State the number of lines, and only that number, in which the word "giảm" appears.

━━━ ENTRIES ━━━

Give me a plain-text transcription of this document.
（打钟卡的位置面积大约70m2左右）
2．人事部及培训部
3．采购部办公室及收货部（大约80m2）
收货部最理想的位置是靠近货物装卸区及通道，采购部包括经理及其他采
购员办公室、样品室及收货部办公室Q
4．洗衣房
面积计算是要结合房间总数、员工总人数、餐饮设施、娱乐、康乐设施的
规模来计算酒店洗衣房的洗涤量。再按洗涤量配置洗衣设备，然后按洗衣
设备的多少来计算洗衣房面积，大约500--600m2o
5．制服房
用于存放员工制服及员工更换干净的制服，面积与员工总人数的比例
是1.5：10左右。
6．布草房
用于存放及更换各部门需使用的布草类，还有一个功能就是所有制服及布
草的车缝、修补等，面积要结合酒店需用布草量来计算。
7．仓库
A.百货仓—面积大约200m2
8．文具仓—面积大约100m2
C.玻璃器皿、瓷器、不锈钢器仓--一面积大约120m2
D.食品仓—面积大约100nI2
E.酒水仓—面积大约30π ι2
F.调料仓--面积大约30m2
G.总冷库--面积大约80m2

━━━
━━━ ENTRIES ━━━

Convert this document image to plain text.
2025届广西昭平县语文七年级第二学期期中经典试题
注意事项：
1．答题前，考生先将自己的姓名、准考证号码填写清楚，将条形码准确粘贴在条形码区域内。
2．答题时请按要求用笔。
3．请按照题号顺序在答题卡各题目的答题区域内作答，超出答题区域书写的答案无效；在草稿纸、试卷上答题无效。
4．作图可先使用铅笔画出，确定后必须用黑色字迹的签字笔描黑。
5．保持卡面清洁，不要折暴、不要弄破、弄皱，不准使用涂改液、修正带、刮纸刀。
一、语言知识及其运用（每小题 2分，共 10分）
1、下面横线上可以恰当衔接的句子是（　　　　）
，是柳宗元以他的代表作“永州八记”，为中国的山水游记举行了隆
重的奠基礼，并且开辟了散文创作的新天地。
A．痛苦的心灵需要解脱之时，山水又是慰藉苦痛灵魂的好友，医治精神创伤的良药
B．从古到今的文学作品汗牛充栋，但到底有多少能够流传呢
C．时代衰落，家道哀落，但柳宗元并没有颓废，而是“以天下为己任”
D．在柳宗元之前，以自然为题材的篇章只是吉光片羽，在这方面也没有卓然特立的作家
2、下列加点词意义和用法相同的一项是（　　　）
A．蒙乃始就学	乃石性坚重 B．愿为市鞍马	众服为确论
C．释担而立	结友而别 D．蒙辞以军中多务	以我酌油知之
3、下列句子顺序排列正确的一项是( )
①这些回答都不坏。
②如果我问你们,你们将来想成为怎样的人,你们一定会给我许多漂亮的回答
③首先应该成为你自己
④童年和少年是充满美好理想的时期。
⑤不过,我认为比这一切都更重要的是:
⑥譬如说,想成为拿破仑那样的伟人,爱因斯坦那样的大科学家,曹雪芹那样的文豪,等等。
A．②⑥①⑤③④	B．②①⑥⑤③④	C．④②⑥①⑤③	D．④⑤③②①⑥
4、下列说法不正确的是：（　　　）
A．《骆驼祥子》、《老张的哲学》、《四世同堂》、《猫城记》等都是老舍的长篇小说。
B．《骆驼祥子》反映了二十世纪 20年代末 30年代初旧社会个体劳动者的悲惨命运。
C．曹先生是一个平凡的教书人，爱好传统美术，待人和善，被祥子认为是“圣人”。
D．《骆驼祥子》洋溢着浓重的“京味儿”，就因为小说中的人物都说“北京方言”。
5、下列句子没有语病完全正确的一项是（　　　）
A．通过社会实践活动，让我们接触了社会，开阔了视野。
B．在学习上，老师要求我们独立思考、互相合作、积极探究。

━━━
━━━ ENTRIES ━━━

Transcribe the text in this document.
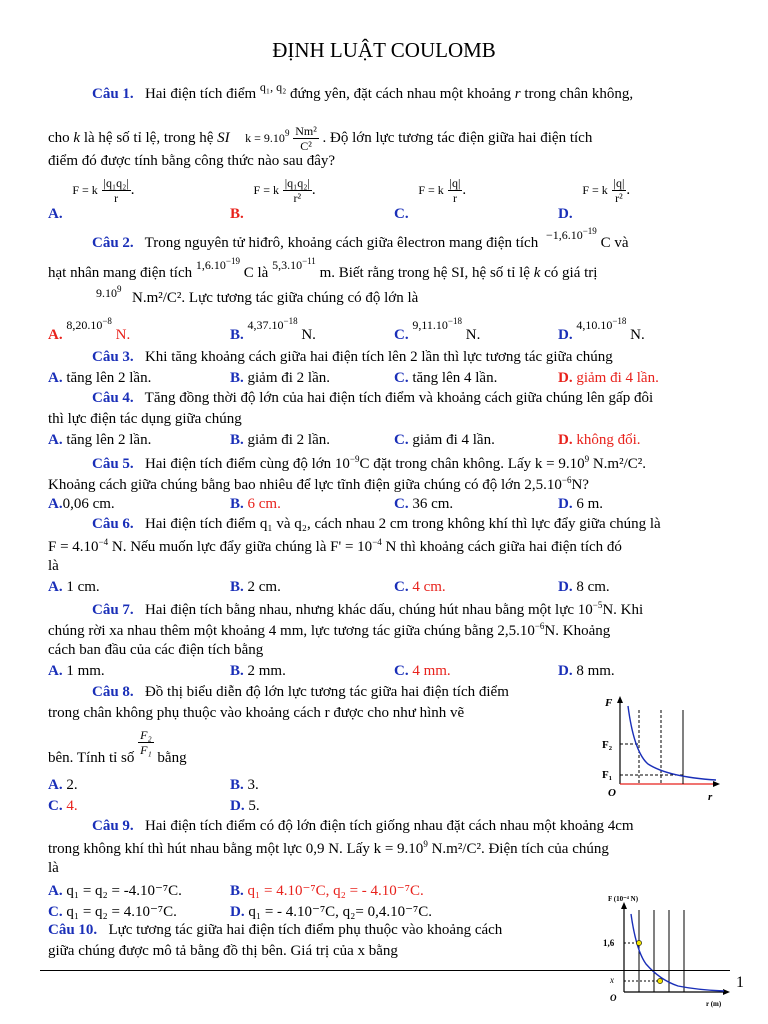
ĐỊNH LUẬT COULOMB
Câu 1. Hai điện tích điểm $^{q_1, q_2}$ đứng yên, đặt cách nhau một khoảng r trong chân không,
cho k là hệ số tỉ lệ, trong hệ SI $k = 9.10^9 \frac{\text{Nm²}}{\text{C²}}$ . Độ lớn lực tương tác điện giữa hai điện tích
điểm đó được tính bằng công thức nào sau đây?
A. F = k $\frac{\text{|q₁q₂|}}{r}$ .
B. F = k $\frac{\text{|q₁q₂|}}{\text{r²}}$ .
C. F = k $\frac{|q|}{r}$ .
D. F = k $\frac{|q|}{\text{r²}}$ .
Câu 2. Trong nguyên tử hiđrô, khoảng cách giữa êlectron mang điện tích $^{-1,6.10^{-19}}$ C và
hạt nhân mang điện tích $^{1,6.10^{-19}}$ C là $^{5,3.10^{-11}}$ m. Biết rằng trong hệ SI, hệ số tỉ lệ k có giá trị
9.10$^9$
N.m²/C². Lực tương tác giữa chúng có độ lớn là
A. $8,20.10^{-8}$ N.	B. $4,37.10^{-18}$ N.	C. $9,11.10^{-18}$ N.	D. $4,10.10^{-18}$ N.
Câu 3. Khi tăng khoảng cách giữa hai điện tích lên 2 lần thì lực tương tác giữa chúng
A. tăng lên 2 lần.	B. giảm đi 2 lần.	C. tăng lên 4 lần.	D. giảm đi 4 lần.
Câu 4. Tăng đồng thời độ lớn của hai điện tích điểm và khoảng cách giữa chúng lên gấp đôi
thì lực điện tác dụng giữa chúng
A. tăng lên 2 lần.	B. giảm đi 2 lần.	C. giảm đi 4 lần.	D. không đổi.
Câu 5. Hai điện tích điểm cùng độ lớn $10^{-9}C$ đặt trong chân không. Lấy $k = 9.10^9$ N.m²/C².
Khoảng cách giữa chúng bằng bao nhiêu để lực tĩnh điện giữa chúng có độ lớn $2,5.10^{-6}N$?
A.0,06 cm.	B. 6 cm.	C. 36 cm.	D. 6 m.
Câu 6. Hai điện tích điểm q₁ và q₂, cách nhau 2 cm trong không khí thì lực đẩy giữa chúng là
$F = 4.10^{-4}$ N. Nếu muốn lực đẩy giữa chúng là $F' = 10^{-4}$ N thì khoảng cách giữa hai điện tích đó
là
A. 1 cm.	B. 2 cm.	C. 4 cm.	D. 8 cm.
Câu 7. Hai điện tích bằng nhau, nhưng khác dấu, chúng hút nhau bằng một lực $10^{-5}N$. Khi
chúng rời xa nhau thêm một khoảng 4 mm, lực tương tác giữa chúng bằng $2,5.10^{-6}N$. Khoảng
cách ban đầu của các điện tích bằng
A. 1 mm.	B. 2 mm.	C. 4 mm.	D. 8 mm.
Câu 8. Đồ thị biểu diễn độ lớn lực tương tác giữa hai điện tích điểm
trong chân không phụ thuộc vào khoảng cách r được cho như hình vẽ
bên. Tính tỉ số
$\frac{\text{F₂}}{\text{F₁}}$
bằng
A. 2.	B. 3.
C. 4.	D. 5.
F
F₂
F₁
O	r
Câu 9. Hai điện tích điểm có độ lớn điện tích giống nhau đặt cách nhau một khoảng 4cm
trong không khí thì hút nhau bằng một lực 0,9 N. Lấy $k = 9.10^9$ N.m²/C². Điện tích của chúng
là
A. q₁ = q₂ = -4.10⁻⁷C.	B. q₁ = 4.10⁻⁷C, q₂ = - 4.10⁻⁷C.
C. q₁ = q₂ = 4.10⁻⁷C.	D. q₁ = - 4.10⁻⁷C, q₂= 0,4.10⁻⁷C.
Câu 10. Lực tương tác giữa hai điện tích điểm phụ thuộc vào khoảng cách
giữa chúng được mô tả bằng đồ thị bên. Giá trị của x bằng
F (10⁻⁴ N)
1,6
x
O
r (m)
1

━━━

**RESULT FOR THIS TASK**:
2